■ **OBJECTIF ÉNONCÉ 1**: Mettez sous forme de liste JSON de chaînes les lignes des entrées ci-dessous, depuis leur début jusqu'à la ligne contenant "- edit-button[interactable]: 编辑: [1210, 12, 1236, 31]", celle-ci comprise, à raison d'une chaîne par ligne et sans les lignes vides.

■ **EXTRAIT DE PAGE**:
::::

Cet ouvrage de Carl Philipp Emanuel Bach, deuxième fils de Jean-Sébastien, a été publié en 1753, à une époque où bien des théoriciens écrivaient le leur. Dans la courte préface, Pierre Hantaï explique ce qui fait que celui-ci est particulièrement précieux : il est à la fois complet, et de la main d’un très grand compositeur qui a été véritablement influent, même si nous avons tendance à le réduire à la transition qu’il représente entre les deux immenses génies qu’il a connus : Bach et Mozart. Si le premier est considéré aujourd'hui comme le père de tous les compositeurs, le second disait de notre Emanuel : « Il est le père, nous sommes les enfants. » C’est dire son importance. Au milieu de tous les autres, cet Essai s’est imposé, Haydn et Beethoven, par exemple, s’en inspiraient couramment.

::::

■ **ENTRÉES FOURNIES**:
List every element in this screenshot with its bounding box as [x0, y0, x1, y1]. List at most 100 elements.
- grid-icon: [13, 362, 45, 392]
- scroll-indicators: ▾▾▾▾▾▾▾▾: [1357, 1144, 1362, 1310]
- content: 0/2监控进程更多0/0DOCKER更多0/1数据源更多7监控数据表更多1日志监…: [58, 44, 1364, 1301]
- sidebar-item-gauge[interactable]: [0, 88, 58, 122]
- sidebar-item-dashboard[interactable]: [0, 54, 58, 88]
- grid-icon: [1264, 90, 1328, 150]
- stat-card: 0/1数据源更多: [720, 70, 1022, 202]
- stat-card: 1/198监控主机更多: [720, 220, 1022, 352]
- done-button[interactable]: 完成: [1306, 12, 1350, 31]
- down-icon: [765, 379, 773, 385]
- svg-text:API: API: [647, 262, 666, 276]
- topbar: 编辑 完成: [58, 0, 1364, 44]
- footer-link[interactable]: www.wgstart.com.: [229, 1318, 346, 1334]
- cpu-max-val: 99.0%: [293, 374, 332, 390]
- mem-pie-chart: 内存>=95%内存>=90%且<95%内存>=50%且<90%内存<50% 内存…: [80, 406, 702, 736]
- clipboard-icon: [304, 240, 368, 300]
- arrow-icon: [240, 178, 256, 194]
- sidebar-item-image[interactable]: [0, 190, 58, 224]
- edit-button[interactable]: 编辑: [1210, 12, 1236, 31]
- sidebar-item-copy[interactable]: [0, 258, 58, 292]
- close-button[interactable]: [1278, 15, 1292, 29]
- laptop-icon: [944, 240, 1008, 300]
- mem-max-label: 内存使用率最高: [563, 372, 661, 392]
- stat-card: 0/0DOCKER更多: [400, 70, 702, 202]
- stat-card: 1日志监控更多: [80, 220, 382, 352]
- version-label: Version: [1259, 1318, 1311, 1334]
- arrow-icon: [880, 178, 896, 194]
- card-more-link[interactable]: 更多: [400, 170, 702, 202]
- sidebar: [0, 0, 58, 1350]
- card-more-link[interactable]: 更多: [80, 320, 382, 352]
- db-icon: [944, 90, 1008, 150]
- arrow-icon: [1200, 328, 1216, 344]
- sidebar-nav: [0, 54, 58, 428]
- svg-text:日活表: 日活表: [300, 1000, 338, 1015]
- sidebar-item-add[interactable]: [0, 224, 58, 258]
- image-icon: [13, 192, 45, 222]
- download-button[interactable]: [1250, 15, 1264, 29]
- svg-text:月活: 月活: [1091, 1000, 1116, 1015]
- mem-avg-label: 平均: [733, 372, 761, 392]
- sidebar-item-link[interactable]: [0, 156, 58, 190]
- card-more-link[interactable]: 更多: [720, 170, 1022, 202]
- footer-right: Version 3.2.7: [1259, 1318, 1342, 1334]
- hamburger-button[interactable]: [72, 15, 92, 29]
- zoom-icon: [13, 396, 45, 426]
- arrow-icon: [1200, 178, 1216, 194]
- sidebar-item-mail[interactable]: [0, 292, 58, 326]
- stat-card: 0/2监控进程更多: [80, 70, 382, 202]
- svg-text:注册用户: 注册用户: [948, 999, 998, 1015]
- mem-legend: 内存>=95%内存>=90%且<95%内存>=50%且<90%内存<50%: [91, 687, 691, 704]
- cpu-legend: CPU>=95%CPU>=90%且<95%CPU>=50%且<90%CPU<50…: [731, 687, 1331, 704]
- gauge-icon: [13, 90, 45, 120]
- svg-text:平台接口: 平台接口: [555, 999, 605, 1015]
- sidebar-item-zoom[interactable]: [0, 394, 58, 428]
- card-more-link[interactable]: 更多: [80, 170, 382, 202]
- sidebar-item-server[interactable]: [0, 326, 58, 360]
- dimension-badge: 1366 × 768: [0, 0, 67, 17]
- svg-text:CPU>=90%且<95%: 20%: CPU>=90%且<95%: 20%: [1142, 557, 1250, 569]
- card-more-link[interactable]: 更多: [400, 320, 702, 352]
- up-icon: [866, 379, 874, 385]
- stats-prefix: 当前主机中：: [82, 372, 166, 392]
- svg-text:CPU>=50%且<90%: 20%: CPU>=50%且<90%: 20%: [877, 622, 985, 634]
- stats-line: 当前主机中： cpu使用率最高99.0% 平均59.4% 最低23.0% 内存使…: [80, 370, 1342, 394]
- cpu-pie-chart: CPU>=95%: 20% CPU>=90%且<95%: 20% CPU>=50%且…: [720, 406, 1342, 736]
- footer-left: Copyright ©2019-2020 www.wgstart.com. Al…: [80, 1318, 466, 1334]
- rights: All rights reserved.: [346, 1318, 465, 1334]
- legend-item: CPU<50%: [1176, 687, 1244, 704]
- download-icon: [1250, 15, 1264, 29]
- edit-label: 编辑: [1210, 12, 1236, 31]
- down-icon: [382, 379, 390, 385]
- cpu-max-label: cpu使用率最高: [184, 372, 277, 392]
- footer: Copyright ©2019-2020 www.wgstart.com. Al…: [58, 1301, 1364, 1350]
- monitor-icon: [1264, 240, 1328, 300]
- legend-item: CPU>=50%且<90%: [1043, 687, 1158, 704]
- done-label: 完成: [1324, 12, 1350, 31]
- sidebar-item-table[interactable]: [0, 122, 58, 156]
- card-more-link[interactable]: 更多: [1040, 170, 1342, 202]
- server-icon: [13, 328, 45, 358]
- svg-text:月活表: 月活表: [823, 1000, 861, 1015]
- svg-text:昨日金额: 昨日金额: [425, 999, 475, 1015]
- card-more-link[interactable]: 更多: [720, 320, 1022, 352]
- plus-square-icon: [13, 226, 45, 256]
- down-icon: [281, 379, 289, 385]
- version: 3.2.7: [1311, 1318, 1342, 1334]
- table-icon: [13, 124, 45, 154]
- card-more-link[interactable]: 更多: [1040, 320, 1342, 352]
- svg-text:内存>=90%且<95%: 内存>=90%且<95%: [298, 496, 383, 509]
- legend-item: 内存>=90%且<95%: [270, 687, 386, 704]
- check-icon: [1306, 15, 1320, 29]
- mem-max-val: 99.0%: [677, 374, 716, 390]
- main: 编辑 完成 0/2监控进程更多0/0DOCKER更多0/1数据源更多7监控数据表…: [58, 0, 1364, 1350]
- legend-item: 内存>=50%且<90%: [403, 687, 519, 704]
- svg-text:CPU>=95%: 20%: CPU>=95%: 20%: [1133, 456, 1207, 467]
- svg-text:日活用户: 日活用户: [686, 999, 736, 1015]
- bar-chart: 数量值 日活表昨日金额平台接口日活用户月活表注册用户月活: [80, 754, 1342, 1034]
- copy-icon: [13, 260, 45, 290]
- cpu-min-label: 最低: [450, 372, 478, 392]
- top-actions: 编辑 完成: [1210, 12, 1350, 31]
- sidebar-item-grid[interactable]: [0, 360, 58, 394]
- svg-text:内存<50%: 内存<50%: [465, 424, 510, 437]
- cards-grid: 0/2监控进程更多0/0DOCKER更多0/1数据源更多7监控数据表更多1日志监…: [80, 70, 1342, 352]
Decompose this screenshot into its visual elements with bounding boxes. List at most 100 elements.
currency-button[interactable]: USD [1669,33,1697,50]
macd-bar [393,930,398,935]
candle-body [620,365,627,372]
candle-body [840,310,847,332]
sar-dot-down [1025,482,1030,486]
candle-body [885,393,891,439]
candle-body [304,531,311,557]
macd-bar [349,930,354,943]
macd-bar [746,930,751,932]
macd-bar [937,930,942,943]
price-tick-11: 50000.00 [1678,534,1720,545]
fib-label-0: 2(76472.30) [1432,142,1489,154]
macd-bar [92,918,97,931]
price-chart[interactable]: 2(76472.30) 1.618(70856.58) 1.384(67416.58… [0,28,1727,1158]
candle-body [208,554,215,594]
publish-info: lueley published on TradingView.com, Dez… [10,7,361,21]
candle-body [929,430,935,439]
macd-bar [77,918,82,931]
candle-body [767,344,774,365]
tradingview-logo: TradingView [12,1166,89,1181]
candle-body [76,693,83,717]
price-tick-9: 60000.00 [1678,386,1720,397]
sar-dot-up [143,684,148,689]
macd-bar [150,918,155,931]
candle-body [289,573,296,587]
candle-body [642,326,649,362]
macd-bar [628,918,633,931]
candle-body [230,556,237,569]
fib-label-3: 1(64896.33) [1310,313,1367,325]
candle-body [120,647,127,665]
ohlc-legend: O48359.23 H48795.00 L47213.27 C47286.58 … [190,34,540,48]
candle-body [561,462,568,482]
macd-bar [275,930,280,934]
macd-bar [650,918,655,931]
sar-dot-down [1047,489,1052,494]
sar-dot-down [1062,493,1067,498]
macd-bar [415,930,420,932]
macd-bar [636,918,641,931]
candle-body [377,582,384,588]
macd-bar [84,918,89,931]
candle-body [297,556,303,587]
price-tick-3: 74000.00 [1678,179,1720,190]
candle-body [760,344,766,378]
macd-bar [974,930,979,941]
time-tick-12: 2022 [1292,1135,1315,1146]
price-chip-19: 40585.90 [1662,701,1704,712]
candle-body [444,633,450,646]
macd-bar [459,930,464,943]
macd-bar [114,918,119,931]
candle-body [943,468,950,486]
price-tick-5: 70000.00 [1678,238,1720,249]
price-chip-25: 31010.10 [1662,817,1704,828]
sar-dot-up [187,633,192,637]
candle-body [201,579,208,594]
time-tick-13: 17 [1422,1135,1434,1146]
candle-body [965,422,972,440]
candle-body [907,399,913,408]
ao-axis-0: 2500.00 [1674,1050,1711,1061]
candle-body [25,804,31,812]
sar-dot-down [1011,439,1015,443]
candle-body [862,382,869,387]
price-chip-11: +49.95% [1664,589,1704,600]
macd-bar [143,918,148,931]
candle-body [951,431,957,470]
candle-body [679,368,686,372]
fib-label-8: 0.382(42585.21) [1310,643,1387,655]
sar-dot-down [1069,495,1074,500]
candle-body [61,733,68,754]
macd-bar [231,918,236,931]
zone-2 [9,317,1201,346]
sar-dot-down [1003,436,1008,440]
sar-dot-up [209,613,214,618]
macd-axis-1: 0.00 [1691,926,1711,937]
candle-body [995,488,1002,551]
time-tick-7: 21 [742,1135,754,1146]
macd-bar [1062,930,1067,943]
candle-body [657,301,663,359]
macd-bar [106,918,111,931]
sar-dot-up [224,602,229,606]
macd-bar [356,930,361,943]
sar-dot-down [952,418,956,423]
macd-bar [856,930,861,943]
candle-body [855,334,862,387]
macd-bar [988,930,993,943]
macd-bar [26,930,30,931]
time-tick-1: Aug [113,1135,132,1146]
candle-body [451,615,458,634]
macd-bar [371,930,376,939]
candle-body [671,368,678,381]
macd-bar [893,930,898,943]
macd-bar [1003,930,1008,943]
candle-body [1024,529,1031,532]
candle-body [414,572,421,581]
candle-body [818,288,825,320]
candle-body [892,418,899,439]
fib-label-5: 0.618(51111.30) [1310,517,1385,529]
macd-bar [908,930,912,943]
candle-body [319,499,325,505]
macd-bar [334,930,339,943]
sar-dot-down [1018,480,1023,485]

::::

■ **OBJECTIF ÉNONCÉ 2**: Recopiez à l'identique et en entier l'extrait sur l'Essai de Carl Philipp Emanuel Bach.

■ **RÉSULTAT 1**:
[
  "List every element in this screenshot with its bounding box as [x0, y0, x1, y1]. List at most 100 elements.",
  "- grid-icon: [13, 362, 45, 392]",
  "- scroll-indicators: ▾▾▾▾▾▾▾▾: [1357, 1144, 1362, 1310]",
  "- content: 0/2监控进程更多0/0DOCKER更多0/1数据源更多7监控数据表更多1日志监…: [58, 44, 1364, 1301]",
  "- sidebar-item-gauge[interactable]: [0, 88, 58, 122]",
  "- sidebar-item-dashboard[interactable]: [0, 54, 58, 88]",
  "- grid-icon: [1264, 90, 1328, 150]",
  "- stat-card: 0/1数据源更多: [720, 70, 1022, 202]",
  "- stat-card: 1/198监控主机更多: [720, 220, 1022, 352]",
  "- done-button[interactable]: 完成: [1306, 12, 1350, 31]",
  "- down-icon: [765, 379, 773, 385]",
  "- svg-text:API: API: [647, 262, 666, 276]",
  "- topbar: 编辑 完成: [58, 0, 1364, 44]",
  "- footer-link[interactable]: www.wgstart.com.: [229, 1318, 346, 1334]",
  "- cpu-max-val: 99.0%: [293, 374, 332, 390]",
  "- mem-pie-chart: 内存>=95%内存>=90%且<95%内存>=50%且<90%内存<50% 内存…: [80, 406, 702, 736]",
  "- clipboard-icon: [304, 240, 368, 300]",
  "- arrow-icon: [240, 178, 256, 194]",
  "- sidebar-item-image[interactable]: [0, 190, 58, 224]",
  "- edit-button[interactable]: 编辑: [1210, 12, 1236, 31]"
]

■ **RÉSULTAT 2**:
Cet ouvrage de Carl Philipp Emanuel Bach, deuxième fils de Jean-Sébastien, a été publié en 1753, à une époque où bien des théoriciens écrivaient le leur. Dans la courte préface, Pierre Hantaï explique ce qui fait que celui-ci est particulièrement précieux : il est à la fois complet, et de la main d’un très grand compositeur qui a été véritablement influent, même si nous avons tendance à le réduire à la transition qu’il représente entre les deux immenses génies qu’il a connus : Bach et Mozart. Si le premier est considéré aujourd'hui comme le père de tous les compositeurs, le second disait de notre Emanuel : « Il est le père, nous sommes les enfants. » C’est dire son importance. Au milieu de tous les autres, cet Essai s’est imposé, Haydn et Beethoven, par exemple, s’en inspiraient couramment.